Items listed in a dataset
++++++++
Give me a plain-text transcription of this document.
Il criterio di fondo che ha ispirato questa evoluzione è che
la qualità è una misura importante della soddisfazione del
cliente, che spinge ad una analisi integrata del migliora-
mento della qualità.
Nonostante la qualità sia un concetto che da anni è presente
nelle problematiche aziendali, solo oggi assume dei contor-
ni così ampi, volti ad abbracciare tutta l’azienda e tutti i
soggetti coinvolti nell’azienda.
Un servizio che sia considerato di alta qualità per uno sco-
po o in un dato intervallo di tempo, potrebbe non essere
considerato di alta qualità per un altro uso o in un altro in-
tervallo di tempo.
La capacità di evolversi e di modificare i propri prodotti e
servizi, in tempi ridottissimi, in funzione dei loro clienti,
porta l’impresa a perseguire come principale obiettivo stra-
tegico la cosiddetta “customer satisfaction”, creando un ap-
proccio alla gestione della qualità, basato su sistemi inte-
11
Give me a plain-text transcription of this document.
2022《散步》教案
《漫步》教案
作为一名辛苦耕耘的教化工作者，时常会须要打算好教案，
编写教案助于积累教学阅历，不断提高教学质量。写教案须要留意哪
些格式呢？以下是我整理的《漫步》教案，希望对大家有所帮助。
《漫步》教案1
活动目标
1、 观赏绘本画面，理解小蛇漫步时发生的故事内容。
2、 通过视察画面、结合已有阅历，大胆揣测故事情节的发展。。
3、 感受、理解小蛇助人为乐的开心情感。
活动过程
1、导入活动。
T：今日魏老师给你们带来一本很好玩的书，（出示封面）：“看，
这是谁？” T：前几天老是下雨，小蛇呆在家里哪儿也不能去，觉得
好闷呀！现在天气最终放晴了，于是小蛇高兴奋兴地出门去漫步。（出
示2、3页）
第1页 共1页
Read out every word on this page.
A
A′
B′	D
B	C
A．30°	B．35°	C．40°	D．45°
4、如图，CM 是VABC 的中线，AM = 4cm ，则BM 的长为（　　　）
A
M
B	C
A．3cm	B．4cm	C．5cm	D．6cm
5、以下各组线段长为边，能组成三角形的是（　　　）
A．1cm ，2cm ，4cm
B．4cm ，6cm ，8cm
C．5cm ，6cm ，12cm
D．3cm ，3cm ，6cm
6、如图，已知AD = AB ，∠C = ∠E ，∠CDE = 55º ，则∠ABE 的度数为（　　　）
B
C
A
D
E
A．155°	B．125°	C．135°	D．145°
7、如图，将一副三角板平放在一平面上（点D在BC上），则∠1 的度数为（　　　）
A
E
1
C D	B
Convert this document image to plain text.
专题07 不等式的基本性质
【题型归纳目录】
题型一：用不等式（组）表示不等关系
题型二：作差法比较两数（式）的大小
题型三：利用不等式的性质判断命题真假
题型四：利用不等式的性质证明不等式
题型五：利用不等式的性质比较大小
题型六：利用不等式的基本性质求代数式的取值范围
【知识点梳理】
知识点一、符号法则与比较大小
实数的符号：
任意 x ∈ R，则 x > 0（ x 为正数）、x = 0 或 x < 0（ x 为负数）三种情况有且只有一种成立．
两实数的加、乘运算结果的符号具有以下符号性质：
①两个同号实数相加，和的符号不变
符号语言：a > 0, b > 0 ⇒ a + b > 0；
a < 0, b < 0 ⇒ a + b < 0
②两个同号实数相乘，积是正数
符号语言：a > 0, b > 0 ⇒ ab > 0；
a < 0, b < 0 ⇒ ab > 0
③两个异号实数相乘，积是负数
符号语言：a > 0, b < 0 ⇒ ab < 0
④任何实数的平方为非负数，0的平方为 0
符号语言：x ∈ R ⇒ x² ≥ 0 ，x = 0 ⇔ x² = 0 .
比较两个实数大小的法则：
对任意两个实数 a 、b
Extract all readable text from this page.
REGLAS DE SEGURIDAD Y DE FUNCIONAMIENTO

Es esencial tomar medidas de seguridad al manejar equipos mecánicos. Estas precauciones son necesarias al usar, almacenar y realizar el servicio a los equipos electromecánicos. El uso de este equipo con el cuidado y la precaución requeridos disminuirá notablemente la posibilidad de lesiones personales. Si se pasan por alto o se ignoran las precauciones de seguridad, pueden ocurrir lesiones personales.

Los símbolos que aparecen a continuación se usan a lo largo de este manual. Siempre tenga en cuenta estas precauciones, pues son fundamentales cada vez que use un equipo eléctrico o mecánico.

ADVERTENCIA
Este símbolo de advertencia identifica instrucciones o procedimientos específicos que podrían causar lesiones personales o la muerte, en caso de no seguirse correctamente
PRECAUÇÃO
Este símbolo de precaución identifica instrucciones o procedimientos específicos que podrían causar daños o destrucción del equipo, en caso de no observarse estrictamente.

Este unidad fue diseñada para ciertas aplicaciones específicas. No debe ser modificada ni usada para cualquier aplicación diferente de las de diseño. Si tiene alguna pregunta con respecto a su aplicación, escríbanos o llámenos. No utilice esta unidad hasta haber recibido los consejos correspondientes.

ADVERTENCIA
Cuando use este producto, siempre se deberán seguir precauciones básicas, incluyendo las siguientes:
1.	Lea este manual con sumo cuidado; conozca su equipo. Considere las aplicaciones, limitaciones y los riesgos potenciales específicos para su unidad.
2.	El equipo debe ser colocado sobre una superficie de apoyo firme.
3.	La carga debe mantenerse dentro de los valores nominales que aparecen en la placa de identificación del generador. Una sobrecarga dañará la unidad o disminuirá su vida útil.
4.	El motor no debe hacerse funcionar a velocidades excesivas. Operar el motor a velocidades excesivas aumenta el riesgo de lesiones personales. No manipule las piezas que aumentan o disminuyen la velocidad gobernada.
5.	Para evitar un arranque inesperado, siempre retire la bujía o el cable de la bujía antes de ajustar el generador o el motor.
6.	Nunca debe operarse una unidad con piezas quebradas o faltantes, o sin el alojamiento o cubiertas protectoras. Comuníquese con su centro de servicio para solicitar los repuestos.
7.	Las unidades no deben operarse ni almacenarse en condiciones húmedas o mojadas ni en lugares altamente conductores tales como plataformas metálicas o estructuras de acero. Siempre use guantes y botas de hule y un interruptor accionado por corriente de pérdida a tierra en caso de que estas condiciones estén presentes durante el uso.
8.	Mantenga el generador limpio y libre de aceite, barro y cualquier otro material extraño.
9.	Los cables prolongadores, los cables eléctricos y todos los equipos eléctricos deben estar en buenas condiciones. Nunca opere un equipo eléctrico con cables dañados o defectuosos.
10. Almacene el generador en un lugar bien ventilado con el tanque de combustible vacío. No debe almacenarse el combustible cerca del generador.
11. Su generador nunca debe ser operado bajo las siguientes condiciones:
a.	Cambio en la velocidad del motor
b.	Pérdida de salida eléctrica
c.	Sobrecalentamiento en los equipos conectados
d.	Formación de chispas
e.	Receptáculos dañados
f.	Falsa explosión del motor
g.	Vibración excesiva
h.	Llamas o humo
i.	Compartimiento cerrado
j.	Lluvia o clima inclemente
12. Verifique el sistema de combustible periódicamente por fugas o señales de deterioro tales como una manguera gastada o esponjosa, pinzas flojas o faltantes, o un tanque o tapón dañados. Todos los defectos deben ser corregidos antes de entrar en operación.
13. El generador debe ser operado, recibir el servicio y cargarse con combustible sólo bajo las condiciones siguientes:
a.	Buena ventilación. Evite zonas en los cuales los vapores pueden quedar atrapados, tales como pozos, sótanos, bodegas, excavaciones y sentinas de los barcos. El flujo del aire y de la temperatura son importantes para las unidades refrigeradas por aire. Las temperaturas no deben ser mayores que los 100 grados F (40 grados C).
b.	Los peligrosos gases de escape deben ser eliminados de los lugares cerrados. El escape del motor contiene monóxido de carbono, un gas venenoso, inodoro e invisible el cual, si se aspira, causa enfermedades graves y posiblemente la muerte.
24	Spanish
++++++++
_YOUR GOAL_:
Repeat all the entries exactly as given.

_FULL RESPONSE_:
Give me a plain-text transcription of this document.
Il criterio di fondo che ha ispirato questa evoluzione è che
la qualità è una misura importante della soddisfazione del
cliente, che spinge ad una analisi integrata del migliora-
mento della qualità.
Nonostante la qualità sia un concetto che da anni è presente
nelle problematiche aziendali, solo oggi assume dei contor-
ni così ampi, volti ad abbracciare tutta l’azienda e tutti i
soggetti coinvolti nell’azienda.
Un servizio che sia considerato di alta qualità per uno sco-
po o in un dato intervallo di tempo, potrebbe non essere
considerato di alta qualità per un altro uso o in un altro in-
tervallo di tempo.
La capacità di evolversi e di modificare i propri prodotti e
servizi, in tempi ridottissimi, in funzione dei loro clienti,
porta l’impresa a perseguire come principale obiettivo stra-
tegico la cosiddetta “customer satisfaction”, creando un ap-
proccio alla gestione della qualità, basato su sistemi inte-
11
Give me a plain-text transcription of this document.
2022《散步》教案
《漫步》教案
作为一名辛苦耕耘的教化工作者，时常会须要打算好教案，
编写教案助于积累教学阅历，不断提高教学质量。写教案须要留意哪
些格式呢？以下是我整理的《漫步》教案，希望对大家有所帮助。
《漫步》教案1
活动目标
1、 观赏绘本画面，理解小蛇漫步时发生的故事内容。
2、 通过视察画面、结合已有阅历，大胆揣测故事情节的发展。。
3、 感受、理解小蛇助人为乐的开心情感。
活动过程
1、导入活动。
T：今日魏老师给你们带来一本很好玩的书，（出示封面）：“看，
这是谁？” T：前几天老是下雨，小蛇呆在家里哪儿也不能去，觉得
好闷呀！现在天气最终放晴了，于是小蛇高兴奋兴地出门去漫步。（出
示2、3页）
第1页 共1页
Read out every word on this page.
A
A′
B′	D
B	C
A．30°	B．35°	C．40°	D．45°
4、如图，CM 是VABC 的中线，AM = 4cm ，则BM 的长为（　　　）
A
M
B	C
A．3cm	B．4cm	C．5cm	D．6cm
5、以下各组线段长为边，能组成三角形的是（　　　）
A．1cm ，2cm ，4cm
B．4cm ，6cm ，8cm
C．5cm ，6cm ，12cm
D．3cm ，3cm ，6cm
6、如图，已知AD = AB ，∠C = ∠E ，∠CDE = 55º ，则∠ABE 的度数为（　　　）
B
C
A
D
E
A．155°	B．125°	C．135°	D．145°
7、如图，将一副三角板平放在一平面上（点D在BC上），则∠1 的度数为（　　　）
A
E
1
C D	B
Convert this document image to plain text.
专题07 不等式的基本性质
【题型归纳目录】
题型一：用不等式（组）表示不等关系
题型二：作差法比较两数（式）的大小
题型三：利用不等式的性质判断命题真假
题型四：利用不等式的性质证明不等式
题型五：利用不等式的性质比较大小
题型六：利用不等式的基本性质求代数式的取值范围
【知识点梳理】
知识点一、符号法则与比较大小
实数的符号：
任意 x ∈ R，则 x > 0（ x 为正数）、x = 0 或 x < 0（ x 为负数）三种情况有且只有一种成立．
两实数的加、乘运算结果的符号具有以下符号性质：
①两个同号实数相加，和的符号不变
符号语言：a > 0, b > 0 ⇒ a + b > 0；
a < 0, b < 0 ⇒ a + b < 0
②两个同号实数相乘，积是正数
符号语言：a > 0, b > 0 ⇒ ab > 0；
a < 0, b < 0 ⇒ ab > 0
③两个异号实数相乘，积是负数
符号语言：a > 0, b < 0 ⇒ ab < 0
④任何实数的平方为非负数，0的平方为 0
符号语言：x ∈ R ⇒ x² ≥ 0 ，x = 0 ⇔ x² = 0 .
比较两个实数大小的法则：
对任意两个实数 a 、b
Extract all readable text from this page.
REGLAS DE SEGURIDAD Y DE FUNCIONAMIENTO

Es esencial tomar medidas de seguridad al manejar equipos mecánicos. Estas precauciones son necesarias al usar, almacenar y realizar el servicio a los equipos electromecánicos. El uso de este equipo con el cuidado y la precaución requeridos disminuirá notablemente la posibilidad de lesiones personales. Si se pasan por alto o se ignoran las precauciones de seguridad, pueden ocurrir lesiones personales.

Los símbolos que aparecen a continuación se usan a lo largo de este manual. Siempre tenga en cuenta estas precauciones, pues son fundamentales cada vez que use un equipo eléctrico o mecánico.

ADVERTENCIA
Este símbolo de advertencia identifica instrucciones o procedimientos específicos que podrían causar lesiones personales o la muerte, en caso de no seguirse correctamente
PRECAUÇÃO
Este símbolo de precaución identifica instrucciones o procedimientos específicos que podrían causar daños o destrucción del equipo, en caso de no observarse estrictamente.

Este unidad fue diseñada para ciertas aplicaciones específicas. No debe ser modificada ni usada para cualquier aplicación diferente de las de diseño. Si tiene alguna pregunta con respecto a su aplicación, escríbanos o llámenos. No utilice esta unidad hasta haber recibido los consejos correspondientes.

ADVERTENCIA
Cuando use este producto, siempre se deberán seguir precauciones básicas, incluyendo las siguientes:
1.	Lea este manual con sumo cuidado; conozca su equipo. Considere las aplicaciones, limitaciones y los riesgos potenciales específicos para su unidad.
2.	El equipo debe ser colocado sobre una superficie de apoyo firme.
3.	La carga debe mantenerse dentro de los valores nominales que aparecen en la placa de identificación del generador. Una sobrecarga dañará la unidad o disminuirá su vida útil.
4.	El motor no debe hacerse funcionar a velocidades excesivas. Operar el motor a velocidades excesivas aumenta el riesgo de lesiones personales. No manipule las piezas que aumentan o disminuyen la velocidad gobernada.
5.	Para evitar un arranque inesperado, siempre retire la bujía o el cable de la bujía antes de ajustar el generador o el motor.
6.	Nunca debe operarse una unidad con piezas quebradas o faltantes, o sin el alojamiento o cubiertas protectoras. Comuníquese con su centro de servicio para solicitar los repuestos.
7.	Las unidades no deben operarse ni almacenarse en condiciones húmedas o mojadas ni en lugares altamente conductores tales como plataformas metálicas o estructuras de acero. Siempre use guantes y botas de hule y un interruptor accionado por corriente de pérdida a tierra en caso de que estas condiciones estén presentes durante el uso.
8.	Mantenga el generador limpio y libre de aceite, barro y cualquier otro material extraño.
9.	Los cables prolongadores, los cables eléctricos y todos los equipos eléctricos deben estar en buenas condiciones. Nunca opere un equipo eléctrico con cables dañados o defectuosos.
10. Almacene el generador en un lugar bien ventilado con el tanque de combustible vacío. No debe almacenarse el combustible cerca del generador.
11. Su generador nunca debe ser operado bajo las siguientes condiciones:
a.	Cambio en la velocidad del motor
b.	Pérdida de salida eléctrica
c.	Sobrecalentamiento en los equipos conectados
d.	Formación de chispas
e.	Receptáculos dañados
f.	Falsa explosión del motor
g.	Vibración excesiva
h.	Llamas o humo
i.	Compartimiento cerrado
j.	Lluvia o clima inclemente
12. Verifique el sistema de combustible periódicamente por fugas o señales de deterioro tales como una manguera gastada o esponjosa, pinzas flojas o faltantes, o un tanque o tapón dañados. Todos los defectos deben ser corregidos antes de entrar en operación.
13. El generador debe ser operado, recibir el servicio y cargarse con combustible sólo bajo las condiciones siguientes:
a.	Buena ventilación. Evite zonas en los cuales los vapores pueden quedar atrapados, tales como pozos, sótanos, bodegas, excavaciones y sentinas de los barcos. El flujo del aire y de la temperatura son importantes para las unidades refrigeradas por aire. Las temperaturas no deben ser mayores que los 100 grados F (40 grados C).
b.	Los peligrosos gases de escape deben ser eliminados de los lugares cerrados. El escape del motor contiene monóxido de carbono, un gas venenoso, inodoro e invisible el cual, si se aspira, causa enfermedades graves y posiblemente la muerte.
24	Spanish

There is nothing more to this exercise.